> **Problem statement**
Copy out each line of the data holding "name".

> **Dataset entries**
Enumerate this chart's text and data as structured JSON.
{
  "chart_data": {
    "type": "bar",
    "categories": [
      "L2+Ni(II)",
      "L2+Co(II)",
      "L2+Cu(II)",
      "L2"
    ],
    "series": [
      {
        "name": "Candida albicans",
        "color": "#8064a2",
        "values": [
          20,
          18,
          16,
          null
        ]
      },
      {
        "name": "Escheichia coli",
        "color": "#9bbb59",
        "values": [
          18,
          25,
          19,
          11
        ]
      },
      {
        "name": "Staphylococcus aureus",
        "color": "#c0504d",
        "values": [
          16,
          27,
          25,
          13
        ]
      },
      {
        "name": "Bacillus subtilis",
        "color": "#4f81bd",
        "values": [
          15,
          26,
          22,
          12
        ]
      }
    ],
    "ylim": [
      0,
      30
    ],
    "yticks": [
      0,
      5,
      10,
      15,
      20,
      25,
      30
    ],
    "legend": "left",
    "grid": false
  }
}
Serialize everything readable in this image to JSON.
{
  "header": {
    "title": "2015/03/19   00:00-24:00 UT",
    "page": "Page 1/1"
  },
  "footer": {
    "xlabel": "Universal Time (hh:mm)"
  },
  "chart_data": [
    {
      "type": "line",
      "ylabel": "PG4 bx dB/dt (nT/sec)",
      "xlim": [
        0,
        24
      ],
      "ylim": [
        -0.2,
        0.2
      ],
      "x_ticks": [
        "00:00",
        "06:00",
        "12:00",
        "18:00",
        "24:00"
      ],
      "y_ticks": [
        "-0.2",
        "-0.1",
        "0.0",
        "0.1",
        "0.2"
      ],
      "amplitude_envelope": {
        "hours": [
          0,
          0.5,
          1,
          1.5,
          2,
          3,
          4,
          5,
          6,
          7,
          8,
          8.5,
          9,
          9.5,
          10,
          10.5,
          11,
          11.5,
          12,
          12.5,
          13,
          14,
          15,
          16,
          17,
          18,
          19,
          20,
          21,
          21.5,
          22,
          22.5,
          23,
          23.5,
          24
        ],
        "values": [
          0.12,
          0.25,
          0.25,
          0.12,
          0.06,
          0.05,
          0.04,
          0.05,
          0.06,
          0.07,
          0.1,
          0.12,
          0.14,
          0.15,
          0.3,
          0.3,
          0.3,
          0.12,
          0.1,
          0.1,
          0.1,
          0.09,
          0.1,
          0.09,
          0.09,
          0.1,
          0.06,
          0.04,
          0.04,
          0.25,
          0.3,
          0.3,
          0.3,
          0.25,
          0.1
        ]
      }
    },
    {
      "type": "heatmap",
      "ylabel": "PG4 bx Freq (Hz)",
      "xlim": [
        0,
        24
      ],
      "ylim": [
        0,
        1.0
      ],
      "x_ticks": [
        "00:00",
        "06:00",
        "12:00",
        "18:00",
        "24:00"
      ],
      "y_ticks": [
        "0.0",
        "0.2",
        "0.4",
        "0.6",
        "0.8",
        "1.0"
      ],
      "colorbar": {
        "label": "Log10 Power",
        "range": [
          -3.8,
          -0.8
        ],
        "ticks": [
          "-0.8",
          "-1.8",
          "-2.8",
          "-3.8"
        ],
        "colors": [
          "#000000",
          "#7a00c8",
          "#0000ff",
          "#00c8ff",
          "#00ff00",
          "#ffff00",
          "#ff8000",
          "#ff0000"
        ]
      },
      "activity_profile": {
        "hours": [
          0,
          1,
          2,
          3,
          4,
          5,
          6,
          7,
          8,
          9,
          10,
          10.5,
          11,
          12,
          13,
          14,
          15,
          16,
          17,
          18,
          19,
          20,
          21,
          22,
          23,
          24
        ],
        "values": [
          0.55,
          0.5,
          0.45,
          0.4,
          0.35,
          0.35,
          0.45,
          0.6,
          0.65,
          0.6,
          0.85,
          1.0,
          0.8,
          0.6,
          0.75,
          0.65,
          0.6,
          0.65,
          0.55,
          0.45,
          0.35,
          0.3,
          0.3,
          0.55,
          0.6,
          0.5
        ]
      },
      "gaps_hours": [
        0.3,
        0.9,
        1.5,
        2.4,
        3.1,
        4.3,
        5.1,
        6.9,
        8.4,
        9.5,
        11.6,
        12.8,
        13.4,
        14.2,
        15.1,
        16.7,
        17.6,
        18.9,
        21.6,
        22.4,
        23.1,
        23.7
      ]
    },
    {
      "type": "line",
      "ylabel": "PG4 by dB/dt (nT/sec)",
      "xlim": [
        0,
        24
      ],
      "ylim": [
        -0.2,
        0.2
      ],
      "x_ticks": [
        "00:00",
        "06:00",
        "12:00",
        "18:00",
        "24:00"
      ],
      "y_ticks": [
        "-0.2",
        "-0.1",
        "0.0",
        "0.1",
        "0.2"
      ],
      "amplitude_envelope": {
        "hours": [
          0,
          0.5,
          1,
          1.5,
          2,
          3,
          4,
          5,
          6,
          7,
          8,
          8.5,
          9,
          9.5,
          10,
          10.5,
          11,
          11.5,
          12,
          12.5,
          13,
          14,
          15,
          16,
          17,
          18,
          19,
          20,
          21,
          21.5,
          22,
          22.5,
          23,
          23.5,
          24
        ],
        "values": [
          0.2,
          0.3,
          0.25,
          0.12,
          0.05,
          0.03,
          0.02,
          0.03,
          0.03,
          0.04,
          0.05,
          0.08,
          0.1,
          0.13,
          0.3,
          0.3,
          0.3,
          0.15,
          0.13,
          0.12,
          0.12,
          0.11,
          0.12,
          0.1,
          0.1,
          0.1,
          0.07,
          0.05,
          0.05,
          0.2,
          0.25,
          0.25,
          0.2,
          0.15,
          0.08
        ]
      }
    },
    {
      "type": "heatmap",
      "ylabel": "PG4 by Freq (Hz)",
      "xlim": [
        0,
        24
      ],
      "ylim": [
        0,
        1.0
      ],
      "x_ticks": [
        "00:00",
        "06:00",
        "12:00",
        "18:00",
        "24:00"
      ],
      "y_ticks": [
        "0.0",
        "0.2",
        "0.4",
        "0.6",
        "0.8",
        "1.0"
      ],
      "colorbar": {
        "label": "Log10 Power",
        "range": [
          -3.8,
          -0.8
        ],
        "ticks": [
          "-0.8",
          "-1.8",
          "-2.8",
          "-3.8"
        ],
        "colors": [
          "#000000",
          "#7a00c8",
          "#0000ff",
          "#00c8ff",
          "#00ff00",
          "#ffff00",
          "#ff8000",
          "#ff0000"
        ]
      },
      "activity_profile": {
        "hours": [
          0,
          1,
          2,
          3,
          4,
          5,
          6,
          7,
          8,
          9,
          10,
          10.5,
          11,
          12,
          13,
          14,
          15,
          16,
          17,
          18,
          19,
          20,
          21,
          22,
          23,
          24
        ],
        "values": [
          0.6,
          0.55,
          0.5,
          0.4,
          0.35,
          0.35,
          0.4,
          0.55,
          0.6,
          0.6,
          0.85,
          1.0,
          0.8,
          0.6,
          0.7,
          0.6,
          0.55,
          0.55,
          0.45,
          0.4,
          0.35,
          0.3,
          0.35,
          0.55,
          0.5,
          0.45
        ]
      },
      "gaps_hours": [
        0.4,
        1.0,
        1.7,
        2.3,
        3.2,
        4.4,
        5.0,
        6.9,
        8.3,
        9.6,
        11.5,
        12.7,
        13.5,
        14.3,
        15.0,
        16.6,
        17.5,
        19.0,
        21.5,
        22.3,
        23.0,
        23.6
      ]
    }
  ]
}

> **Solution to this problem**
        "name": "Candida albicans",
        "name": "Escheichia coli",
        "name": "Staphylococcus aureus",
        "name": "Bacillus subtilis",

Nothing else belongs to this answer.